What you have to do | Pictures do not belong in the copy; restate the records below word for word.

▶

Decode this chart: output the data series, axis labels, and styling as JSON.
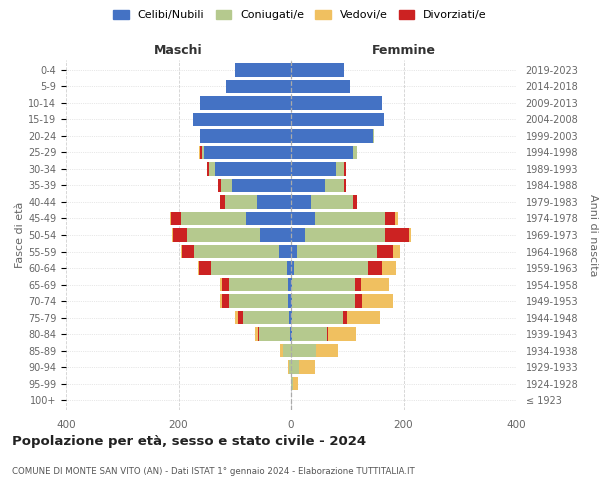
{
  "age_groups": [
    "100+",
    "95-99",
    "90-94",
    "85-89",
    "80-84",
    "75-79",
    "70-74",
    "65-69",
    "60-64",
    "55-59",
    "50-54",
    "45-49",
    "40-44",
    "35-39",
    "30-34",
    "25-29",
    "20-24",
    "15-19",
    "10-14",
    "5-9",
    "0-4"
  ],
  "birth_years": [
    "≤ 1923",
    "1924-1928",
    "1929-1933",
    "1934-1938",
    "1939-1943",
    "1944-1948",
    "1949-1953",
    "1954-1958",
    "1959-1963",
    "1964-1968",
    "1969-1973",
    "1974-1978",
    "1979-1983",
    "1984-1988",
    "1989-1993",
    "1994-1998",
    "1999-2003",
    "2004-2008",
    "2009-2013",
    "2014-2018",
    "2019-2023"
  ],
  "males": {
    "celibi": [
      0,
      0,
      0,
      0,
      2,
      4,
      5,
      5,
      8,
      22,
      55,
      80,
      60,
      105,
      135,
      155,
      162,
      175,
      162,
      115,
      100
    ],
    "coniugati": [
      0,
      0,
      4,
      15,
      55,
      82,
      105,
      105,
      135,
      150,
      130,
      115,
      58,
      20,
      10,
      4,
      0,
      0,
      0,
      0,
      0
    ],
    "vedovi": [
      0,
      0,
      2,
      5,
      5,
      5,
      5,
      5,
      2,
      2,
      2,
      2,
      0,
      0,
      0,
      2,
      0,
      0,
      0,
      0,
      0
    ],
    "divorziati": [
      0,
      0,
      0,
      0,
      2,
      8,
      12,
      12,
      20,
      22,
      25,
      18,
      8,
      5,
      5,
      2,
      0,
      0,
      0,
      0,
      0
    ]
  },
  "females": {
    "nubili": [
      0,
      0,
      0,
      0,
      2,
      2,
      2,
      2,
      5,
      10,
      25,
      42,
      35,
      60,
      80,
      110,
      145,
      165,
      162,
      105,
      95
    ],
    "coniugate": [
      0,
      4,
      14,
      44,
      62,
      90,
      112,
      112,
      132,
      142,
      142,
      125,
      75,
      35,
      15,
      8,
      2,
      0,
      0,
      0,
      0
    ],
    "vedove": [
      0,
      8,
      28,
      40,
      50,
      58,
      55,
      50,
      25,
      12,
      5,
      5,
      0,
      0,
      0,
      0,
      0,
      0,
      0,
      0,
      0
    ],
    "divorziate": [
      0,
      0,
      0,
      0,
      2,
      8,
      12,
      10,
      25,
      30,
      42,
      18,
      8,
      2,
      2,
      0,
      0,
      0,
      0,
      0,
      0
    ]
  },
  "colors": {
    "celibi": "#4472c4",
    "coniugati": "#b5c98e",
    "vedovi": "#f0c060",
    "divorziati": "#cc2222"
  },
  "xlim": 400,
  "title": "Popolazione per età, sesso e stato civile - 2024",
  "subtitle": "COMUNE DI MONTE SAN VITO (AN) - Dati ISTAT 1° gennaio 2024 - Elaborazione TUTTITALIA.IT",
  "xlabel_left": "Maschi",
  "xlabel_right": "Femmine",
  "ylabel_left": "Fasce di età",
  "ylabel_right": "Anni di nascita",
  "legend_labels": [
    "Celibi/Nubili",
    "Coniugati/e",
    "Vedovi/e",
    "Divorziati/e"
  ],
  "bg_color": "#ffffff",
  "grid_color": "#cccccc"
}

◀

The answer |
Decode this chart: output the data series, axis labels, and styling as JSON.
{
  "age_groups": [
    "100+",
    "95-99",
    "90-94",
    "85-89",
    "80-84",
    "75-79",
    "70-74",
    "65-69",
    "60-64",
    "55-59",
    "50-54",
    "45-49",
    "40-44",
    "35-39",
    "30-34",
    "25-29",
    "20-24",
    "15-19",
    "10-14",
    "5-9",
    "0-4"
  ],
  "birth_years": [
    "≤ 1923",
    "1924-1928",
    "1929-1933",
    "1934-1938",
    "1939-1943",
    "1944-1948",
    "1949-1953",
    "1954-1958",
    "1959-1963",
    "1964-1968",
    "1969-1973",
    "1974-1978",
    "1979-1983",
    "1984-1988",
    "1989-1993",
    "1994-1998",
    "1999-2003",
    "2004-2008",
    "2009-2013",
    "2014-2018",
    "2019-2023"
  ],
  "males": {
    "celibi": [
      0,
      0,
      0,
      0,
      2,
      4,
      5,
      5,
      8,
      22,
      55,
      80,
      60,
      105,
      135,
      155,
      162,
      175,
      162,
      115,
      100
    ],
    "coniugati": [
      0,
      0,
      4,
      15,
      55,
      82,
      105,
      105,
      135,
      150,
      130,
      115,
      58,
      20,
      10,
      4,
      0,
      0,
      0,
      0,
      0
    ],
    "vedovi": [
      0,
      0,
      2,
      5,
      5,
      5,
      5,
      5,
      2,
      2,
      2,
      2,
      0,
      0,
      0,
      2,
      0,
      0,
      0,
      0,
      0
    ],
    "divorziati": [
      0,
      0,
      0,
      0,
      2,
      8,
      12,
      12,
      20,
      22,
      25,
      18,
      8,
      5,
      5,
      2,
      0,
      0,
      0,
      0,
      0
    ]
  },
  "females": {
    "nubili": [
      0,
      0,
      0,
      0,
      2,
      2,
      2,
      2,
      5,
      10,
      25,
      42,
      35,
      60,
      80,
      110,
      145,
      165,
      162,
      105,
      95
    ],
    "coniugate": [
      0,
      4,
      14,
      44,
      62,
      90,
      112,
      112,
      132,
      142,
      142,
      125,
      75,
      35,
      15,
      8,
      2,
      0,
      0,
      0,
      0
    ],
    "vedove": [
      0,
      8,
      28,
      40,
      50,
      58,
      55,
      50,
      25,
      12,
      5,
      5,
      0,
      0,
      0,
      0,
      0,
      0,
      0,
      0,
      0
    ],
    "divorziate": [
      0,
      0,
      0,
      0,
      2,
      8,
      12,
      10,
      25,
      30,
      42,
      18,
      8,
      2,
      2,
      0,
      0,
      0,
      0,
      0,
      0
    ]
  },
  "colors": {
    "celibi": "#4472c4",
    "coniugati": "#b5c98e",
    "vedovi": "#f0c060",
    "divorziati": "#cc2222"
  },
  "xlim": 400,
  "title": "Popolazione per età, sesso e stato civile - 2024",
  "subtitle": "COMUNE DI MONTE SAN VITO (AN) - Dati ISTAT 1° gennaio 2024 - Elaborazione TUTTITALIA.IT",
  "xlabel_left": "Maschi",
  "xlabel_right": "Femmine",
  "ylabel_left": "Fasce di età",
  "ylabel_right": "Anni di nascita",
  "legend_labels": [
    "Celibi/Nubili",
    "Coniugati/e",
    "Vedovi/e",
    "Divorziati/e"
  ],
  "bg_color": "#ffffff",
  "grid_color": "#cccccc"
}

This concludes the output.